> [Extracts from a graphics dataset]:

····················

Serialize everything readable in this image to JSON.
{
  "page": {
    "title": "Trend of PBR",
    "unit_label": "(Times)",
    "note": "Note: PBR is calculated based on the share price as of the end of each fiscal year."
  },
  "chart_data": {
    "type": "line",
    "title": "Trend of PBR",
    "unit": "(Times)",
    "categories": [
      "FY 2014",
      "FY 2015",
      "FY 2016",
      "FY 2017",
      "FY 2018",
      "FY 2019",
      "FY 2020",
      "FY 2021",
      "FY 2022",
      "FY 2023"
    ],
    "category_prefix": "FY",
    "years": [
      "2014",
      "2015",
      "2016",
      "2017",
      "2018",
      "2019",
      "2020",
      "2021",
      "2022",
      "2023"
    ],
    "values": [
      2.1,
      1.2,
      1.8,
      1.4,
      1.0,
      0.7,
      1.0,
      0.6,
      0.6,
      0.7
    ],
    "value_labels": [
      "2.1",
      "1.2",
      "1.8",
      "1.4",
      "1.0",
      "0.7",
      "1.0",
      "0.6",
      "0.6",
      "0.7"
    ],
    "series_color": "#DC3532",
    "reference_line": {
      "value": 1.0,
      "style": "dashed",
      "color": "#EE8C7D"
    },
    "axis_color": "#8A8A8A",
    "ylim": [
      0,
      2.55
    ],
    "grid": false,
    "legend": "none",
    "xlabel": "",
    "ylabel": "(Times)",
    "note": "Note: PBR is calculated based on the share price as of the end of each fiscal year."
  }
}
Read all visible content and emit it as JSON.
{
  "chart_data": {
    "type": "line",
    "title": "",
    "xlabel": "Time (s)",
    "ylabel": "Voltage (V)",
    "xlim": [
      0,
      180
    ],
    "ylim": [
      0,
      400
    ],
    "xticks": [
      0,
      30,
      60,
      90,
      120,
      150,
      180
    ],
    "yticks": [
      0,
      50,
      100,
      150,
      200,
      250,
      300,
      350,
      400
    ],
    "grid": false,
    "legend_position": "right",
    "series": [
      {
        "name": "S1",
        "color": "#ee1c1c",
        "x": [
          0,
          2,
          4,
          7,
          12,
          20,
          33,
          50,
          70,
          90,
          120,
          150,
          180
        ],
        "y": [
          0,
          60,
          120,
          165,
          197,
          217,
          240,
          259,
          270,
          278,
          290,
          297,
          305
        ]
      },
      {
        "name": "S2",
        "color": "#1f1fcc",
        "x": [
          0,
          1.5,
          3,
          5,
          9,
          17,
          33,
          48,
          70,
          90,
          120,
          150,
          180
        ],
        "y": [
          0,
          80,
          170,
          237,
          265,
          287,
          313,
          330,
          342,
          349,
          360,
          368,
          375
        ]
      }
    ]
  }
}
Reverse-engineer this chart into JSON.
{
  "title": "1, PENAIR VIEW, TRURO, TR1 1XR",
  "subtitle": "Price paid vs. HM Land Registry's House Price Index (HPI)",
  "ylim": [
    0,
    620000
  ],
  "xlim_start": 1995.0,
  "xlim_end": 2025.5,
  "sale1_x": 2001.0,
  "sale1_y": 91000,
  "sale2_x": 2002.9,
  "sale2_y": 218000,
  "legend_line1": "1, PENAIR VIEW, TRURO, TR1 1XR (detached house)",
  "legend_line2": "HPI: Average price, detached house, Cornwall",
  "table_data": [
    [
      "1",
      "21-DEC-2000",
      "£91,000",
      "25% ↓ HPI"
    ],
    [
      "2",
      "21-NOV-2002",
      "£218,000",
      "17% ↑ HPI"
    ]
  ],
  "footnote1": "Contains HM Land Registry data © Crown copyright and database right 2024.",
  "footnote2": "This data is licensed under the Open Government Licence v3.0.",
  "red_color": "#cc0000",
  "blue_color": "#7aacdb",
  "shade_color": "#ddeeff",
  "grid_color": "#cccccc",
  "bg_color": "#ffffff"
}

····················

> [Requirement]:
Each record must be returned exactly as it is written.

> [Answer in full]:
Serialize everything readable in this image to JSON.
{
  "page": {
    "title": "Trend of PBR",
    "unit_label": "(Times)",
    "note": "Note: PBR is calculated based on the share price as of the end of each fiscal year."
  },
  "chart_data": {
    "type": "line",
    "title": "Trend of PBR",
    "unit": "(Times)",
    "categories": [
      "FY 2014",
      "FY 2015",
      "FY 2016",
      "FY 2017",
      "FY 2018",
      "FY 2019",
      "FY 2020",
      "FY 2021",
      "FY 2022",
      "FY 2023"
    ],
    "category_prefix": "FY",
    "years": [
      "2014",
      "2015",
      "2016",
      "2017",
      "2018",
      "2019",
      "2020",
      "2021",
      "2022",
      "2023"
    ],
    "values": [
      2.1,
      1.2,
      1.8,
      1.4,
      1.0,
      0.7,
      1.0,
      0.6,
      0.6,
      0.7
    ],
    "value_labels": [
      "2.1",
      "1.2",
      "1.8",
      "1.4",
      "1.0",
      "0.7",
      "1.0",
      "0.6",
      "0.6",
      "0.7"
    ],
    "series_color": "#DC3532",
    "reference_line": {
      "value": 1.0,
      "style": "dashed",
      "color": "#EE8C7D"
    },
    "axis_color": "#8A8A8A",
    "ylim": [
      0,
      2.55
    ],
    "grid": false,
    "legend": "none",
    "xlabel": "",
    "ylabel": "(Times)",
    "note": "Note: PBR is calculated based on the share price as of the end of each fiscal year."
  }
}
Read all visible content and emit it as JSON.
{
  "chart_data": {
    "type": "line",
    "title": "",
    "xlabel": "Time (s)",
    "ylabel": "Voltage (V)",
    "xlim": [
      0,
      180
    ],
    "ylim": [
      0,
      400
    ],
    "xticks": [
      0,
      30,
      60,
      90,
      120,
      150,
      180
    ],
    "yticks": [
      0,
      50,
      100,
      150,
      200,
      250,
      300,
      350,
      400
    ],
    "grid": false,
    "legend_position": "right",
    "series": [
      {
        "name": "S1",
        "color": "#ee1c1c",
        "x": [
          0,
          2,
          4,
          7,
          12,
          20,
          33,
          50,
          70,
          90,
          120,
          150,
          180
        ],
        "y": [
          0,
          60,
          120,
          165,
          197,
          217,
          240,
          259,
          270,
          278,
          290,
          297,
          305
        ]
      },
      {
        "name": "S2",
        "color": "#1f1fcc",
        "x": [
          0,
          1.5,
          3,
          5,
          9,
          17,
          33,
          48,
          70,
          90,
          120,
          150,
          180
        ],
        "y": [
          0,
          80,
          170,
          237,
          265,
          287,
          313,
          330,
          342,
          349,
          360,
          368,
          375
        ]
      }
    ]
  }
}
Reverse-engineer this chart into JSON.
{
  "title": "1, PENAIR VIEW, TRURO, TR1 1XR",
  "subtitle": "Price paid vs. HM Land Registry's House Price Index (HPI)",
  "ylim": [
    0,
    620000
  ],
  "xlim_start": 1995.0,
  "xlim_end": 2025.5,
  "sale1_x": 2001.0,
  "sale1_y": 91000,
  "sale2_x": 2002.9,
  "sale2_y": 218000,
  "legend_line1": "1, PENAIR VIEW, TRURO, TR1 1XR (detached house)",
  "legend_line2": "HPI: Average price, detached house, Cornwall",
  "table_data": [
    [
      "1",
      "21-DEC-2000",
      "£91,000",
      "25% ↓ HPI"
    ],
    [
      "2",
      "21-NOV-2002",
      "£218,000",
      "17% ↑ HPI"
    ]
  ],
  "footnote1": "Contains HM Land Registry data © Crown copyright and database right 2024.",
  "footnote2": "This data is licensed under the Open Government Licence v3.0.",
  "red_color": "#cc0000",
  "blue_color": "#7aacdb",
  "shade_color": "#ddeeff",
  "grid_color": "#cccccc",
  "bg_color": "#ffffff"
}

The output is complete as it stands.